Tom Owen

No. 14, 17
- Position: Quarterback

Personal information
- Born: September 1, 1952 (age 73) Shreveport, Louisiana, U.S.
- Listed height: 6 ft 1 in (1.85 m)
- Listed weight: 195 lb (88 kg)

Career information
- High school: Turner (Kansas City, Kansas)
- College: Wichita State
- NFL draft: 1974 (13th round, 322nd overall pick)

Career history
- San Francisco 49ers (1974–1975); New England Patriots (1976–1981); Washington Redskins (1982); New York Giants (1983);

Awards and highlights
- Super Bowl champion (XVII); PFWA All-Rookie Team (1974);

Career NFL statistics
- Passing attempts: 349
- Passing completions: 170
- Completion percentage: 48.7%
- TD–INT: 14–26
- Passing yards: 2,300
- Passer rating: 52.5
- Stats at Pro Football Reference

= Tom Owen (American football) =

American football player (born 1952)

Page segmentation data
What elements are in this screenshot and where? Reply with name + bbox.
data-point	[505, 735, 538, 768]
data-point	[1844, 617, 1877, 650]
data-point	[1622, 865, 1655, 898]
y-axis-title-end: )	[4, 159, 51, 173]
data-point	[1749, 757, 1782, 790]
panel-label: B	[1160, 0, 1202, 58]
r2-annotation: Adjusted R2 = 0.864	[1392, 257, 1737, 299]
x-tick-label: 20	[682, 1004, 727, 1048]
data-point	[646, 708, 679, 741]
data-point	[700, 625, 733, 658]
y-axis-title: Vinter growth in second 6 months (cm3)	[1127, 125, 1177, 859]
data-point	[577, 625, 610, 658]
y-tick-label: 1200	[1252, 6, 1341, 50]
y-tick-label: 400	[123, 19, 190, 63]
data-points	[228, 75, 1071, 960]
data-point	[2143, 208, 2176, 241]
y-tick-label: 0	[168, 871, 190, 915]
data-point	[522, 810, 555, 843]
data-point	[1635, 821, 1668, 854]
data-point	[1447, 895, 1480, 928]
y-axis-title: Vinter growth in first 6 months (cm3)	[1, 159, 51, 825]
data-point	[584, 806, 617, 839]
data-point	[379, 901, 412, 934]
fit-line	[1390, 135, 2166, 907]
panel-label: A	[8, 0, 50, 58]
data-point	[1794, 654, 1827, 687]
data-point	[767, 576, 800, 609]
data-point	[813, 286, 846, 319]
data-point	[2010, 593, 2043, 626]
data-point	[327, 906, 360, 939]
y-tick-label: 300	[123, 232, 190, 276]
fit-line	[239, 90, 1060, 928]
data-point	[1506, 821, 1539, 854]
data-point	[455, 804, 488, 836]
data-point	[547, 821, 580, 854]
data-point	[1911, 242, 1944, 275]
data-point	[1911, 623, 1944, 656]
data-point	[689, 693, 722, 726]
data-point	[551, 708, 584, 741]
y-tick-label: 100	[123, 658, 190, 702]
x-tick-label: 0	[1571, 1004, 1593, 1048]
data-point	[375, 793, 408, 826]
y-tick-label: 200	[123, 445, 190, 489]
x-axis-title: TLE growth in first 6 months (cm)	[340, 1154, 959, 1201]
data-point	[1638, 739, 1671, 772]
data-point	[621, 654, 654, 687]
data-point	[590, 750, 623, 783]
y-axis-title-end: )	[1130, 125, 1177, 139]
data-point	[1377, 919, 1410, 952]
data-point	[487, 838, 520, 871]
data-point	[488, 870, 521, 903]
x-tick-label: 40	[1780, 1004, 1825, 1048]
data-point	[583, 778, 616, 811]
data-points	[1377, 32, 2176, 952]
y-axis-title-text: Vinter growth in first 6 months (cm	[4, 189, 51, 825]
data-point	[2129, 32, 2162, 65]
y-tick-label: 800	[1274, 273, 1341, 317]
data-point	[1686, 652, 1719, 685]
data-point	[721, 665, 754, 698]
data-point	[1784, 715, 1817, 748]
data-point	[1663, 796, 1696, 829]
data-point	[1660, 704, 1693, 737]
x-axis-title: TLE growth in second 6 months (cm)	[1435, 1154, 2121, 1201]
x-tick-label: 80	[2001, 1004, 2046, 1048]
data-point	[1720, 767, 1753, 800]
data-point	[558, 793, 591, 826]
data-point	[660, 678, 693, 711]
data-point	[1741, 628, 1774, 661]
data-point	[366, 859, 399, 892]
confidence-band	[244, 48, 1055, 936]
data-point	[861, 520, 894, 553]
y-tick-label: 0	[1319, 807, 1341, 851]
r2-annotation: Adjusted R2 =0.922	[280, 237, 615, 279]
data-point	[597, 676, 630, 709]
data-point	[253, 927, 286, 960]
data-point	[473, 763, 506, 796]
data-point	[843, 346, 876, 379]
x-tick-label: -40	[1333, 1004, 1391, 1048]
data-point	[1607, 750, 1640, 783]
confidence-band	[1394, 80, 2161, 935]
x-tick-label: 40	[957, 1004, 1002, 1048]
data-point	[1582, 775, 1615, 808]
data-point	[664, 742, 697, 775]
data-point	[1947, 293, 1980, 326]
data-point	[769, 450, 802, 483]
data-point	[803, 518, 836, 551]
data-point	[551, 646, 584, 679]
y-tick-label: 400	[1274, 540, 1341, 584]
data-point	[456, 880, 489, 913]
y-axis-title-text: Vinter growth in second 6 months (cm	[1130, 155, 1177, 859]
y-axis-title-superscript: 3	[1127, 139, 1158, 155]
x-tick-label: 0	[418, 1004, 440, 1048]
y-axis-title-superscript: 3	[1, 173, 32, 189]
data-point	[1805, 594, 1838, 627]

◆ Tasks and exercises
**1.** In which round of the 1974 NFL draft was Tom Owen selected, according to the Tom Owen profile?
**2.** Reproduce the Tom Owen profile from "Career NFL statistics" up to and including "player (born 1952)".
**3.** Go on with the Tom Owen profile from where it stops.

◆ Answers below
**1.** The 13th round (322nd overall pick).

**2.**
Career NFL statistics
- Passing attempts: 349
- Passing completions: 170
- Completion percentage: 48.7%
- TD–INT: 14–26
- Passing yards: 2,300
- Passer rating: 52.5
- Stats at Pro Football Reference

= Tom Owen (American football) =

American football player (born 1952)

**3.**
Willis Thomas Owen (born September 1, 1952) is an American former professional football player who was a quarterback in ten National Football League (NFL) seasons from 1974 to 1983 for the San Francisco 49ers, New England Patriots, Washington Redskins, and New York Giants. He played college football at Wichita State University and was selected 332nd overall in the thirteenth round of the 1974 NFL draft.